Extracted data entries
================
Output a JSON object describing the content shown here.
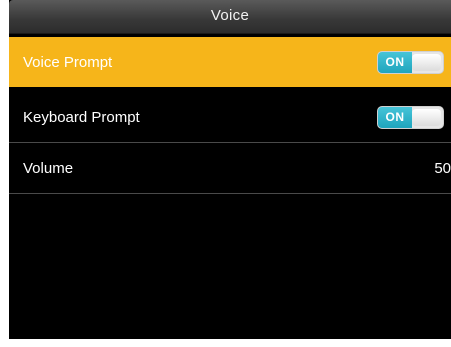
{
  "header": {
    "title": "Voice"
  },
  "settings": [
    {
      "label": "Voice Prompt",
      "state": "ON",
      "selected": true
    },
    {
      "label": "Keyboard Prompt",
      "state": "ON",
      "selected": false
    },
    {
      "label": "Volume",
      "value": "50",
      "selected": false
    }
  ],
  "colors": {
    "selected_row": "#f6b51a",
    "toggle_on": "#1fa5bd",
    "background": "#000000",
    "title_bar": "#383838"
  }
}
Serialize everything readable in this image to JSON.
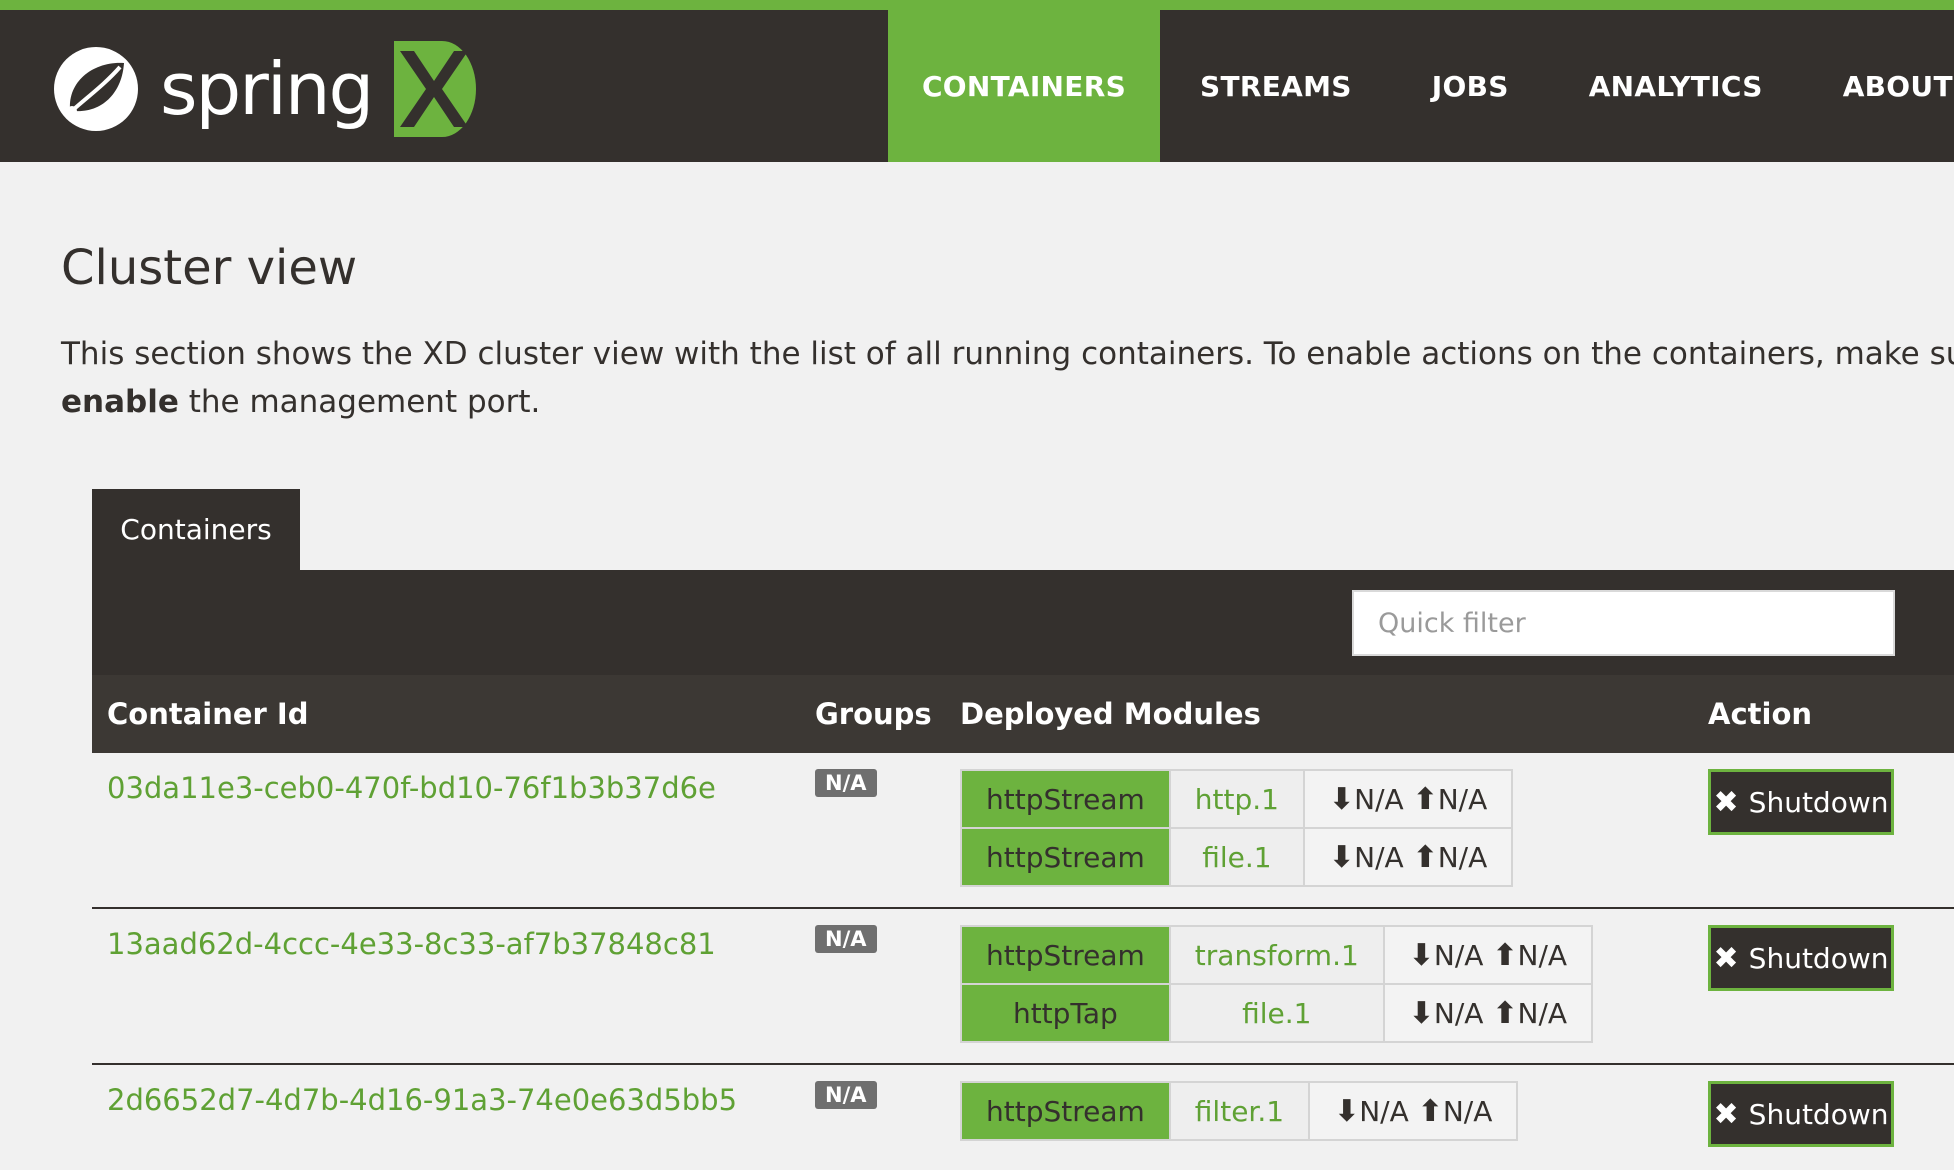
{
  "brand": {
    "name": "spring",
    "accent": "#6db33f",
    "dark": "#34302d"
  },
  "nav": [
    {
      "label": "CONTAINERS",
      "active": true
    },
    {
      "label": "STREAMS"
    },
    {
      "label": "JOBS"
    },
    {
      "label": "ANALYTICS"
    },
    {
      "label": "ABOUT"
    }
  ],
  "page": {
    "title": "Cluster view",
    "desc_line1": "This section shows the XD cluster view with the list of all running containers. To enable actions on the containers, make sure t",
    "desc_bold": "enable",
    "desc_rest": " the management port."
  },
  "panel": {
    "tab_label": "Containers",
    "filter_placeholder": "Quick filter",
    "headers": {
      "id": "Container Id",
      "groups": "Groups",
      "modules": "Deployed Modules",
      "action": "Action"
    }
  },
  "containers": [
    {
      "id": "03da11e3-ceb0-470f-bd10-76f1b3b37d6e",
      "groups": "N/A",
      "modules": [
        {
          "stream": "httpStream",
          "module": "http.1",
          "in": "N/A",
          "out": "N/A"
        },
        {
          "stream": "httpStream",
          "module": "file.1",
          "in": "N/A",
          "out": "N/A"
        }
      ],
      "action": "Shutdown"
    },
    {
      "id": "13aad62d-4ccc-4e33-8c33-af7b37848c81",
      "groups": "N/A",
      "modules": [
        {
          "stream": "httpStream",
          "module": "transform.1",
          "in": "N/A",
          "out": "N/A"
        },
        {
          "stream": "httpTap",
          "module": "file.1",
          "in": "N/A",
          "out": "N/A"
        }
      ],
      "action": "Shutdown"
    },
    {
      "id": "2d6652d7-4d7b-4d16-91a3-74e0e63d5bb5",
      "groups": "N/A",
      "modules": [
        {
          "stream": "httpStream",
          "module": "filter.1",
          "in": "N/A",
          "out": "N/A"
        }
      ],
      "action": "Shutdown"
    }
  ]
}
================
Exercise goal.
Without including any pictures, output all the entries above exactly.

Reply.
Output a JSON object describing the content shown here.
{
  "header": {
    "title": "Voice"
  },
  "settings": [
    {
      "label": "Voice Prompt",
      "state": "ON",
      "selected": true
    },
    {
      "label": "Keyboard Prompt",
      "state": "ON",
      "selected": false
    },
    {
      "label": "Volume",
      "value": "50",
      "selected": false
    }
  ],
  "colors": {
    "selected_row": "#f6b51a",
    "toggle_on": "#1fa5bd",
    "background": "#000000",
    "title_bar": "#383838"
  }
}
Serialize everything readable in this image to JSON.
{
  "brand": {
    "name": "spring",
    "accent": "#6db33f",
    "dark": "#34302d"
  },
  "nav": [
    {
      "label": "CONTAINERS",
      "active": true
    },
    {
      "label": "STREAMS"
    },
    {
      "label": "JOBS"
    },
    {
      "label": "ANALYTICS"
    },
    {
      "label": "ABOUT"
    }
  ],
  "page": {
    "title": "Cluster view",
    "desc_line1": "This section shows the XD cluster view with the list of all running containers. To enable actions on the containers, make sure t",
    "desc_bold": "enable",
    "desc_rest": " the management port."
  },
  "panel": {
    "tab_label": "Containers",
    "filter_placeholder": "Quick filter",
    "headers": {
      "id": "Container Id",
      "groups": "Groups",
      "modules": "Deployed Modules",
      "action": "Action"
    }
  },
  "containers": [
    {
      "id": "03da11e3-ceb0-470f-bd10-76f1b3b37d6e",
      "groups": "N/A",
      "modules": [
        {
          "stream": "httpStream",
          "module": "http.1",
          "in": "N/A",
          "out": "N/A"
        },
        {
          "stream": "httpStream",
          "module": "file.1",
          "in": "N/A",
          "out": "N/A"
        }
      ],
      "action": "Shutdown"
    },
    {
      "id": "13aad62d-4ccc-4e33-8c33-af7b37848c81",
      "groups": "N/A",
      "modules": [
        {
          "stream": "httpStream",
          "module": "transform.1",
          "in": "N/A",
          "out": "N/A"
        },
        {
          "stream": "httpTap",
          "module": "file.1",
          "in": "N/A",
          "out": "N/A"
        }
      ],
      "action": "Shutdown"
    },
    {
      "id": "2d6652d7-4d7b-4d16-91a3-74e0e63d5bb5",
      "groups": "N/A",
      "modules": [
        {
          "stream": "httpStream",
          "module": "filter.1",
          "in": "N/A",
          "out": "N/A"
        }
      ],
      "action": "Shutdown"
    }
  ]
}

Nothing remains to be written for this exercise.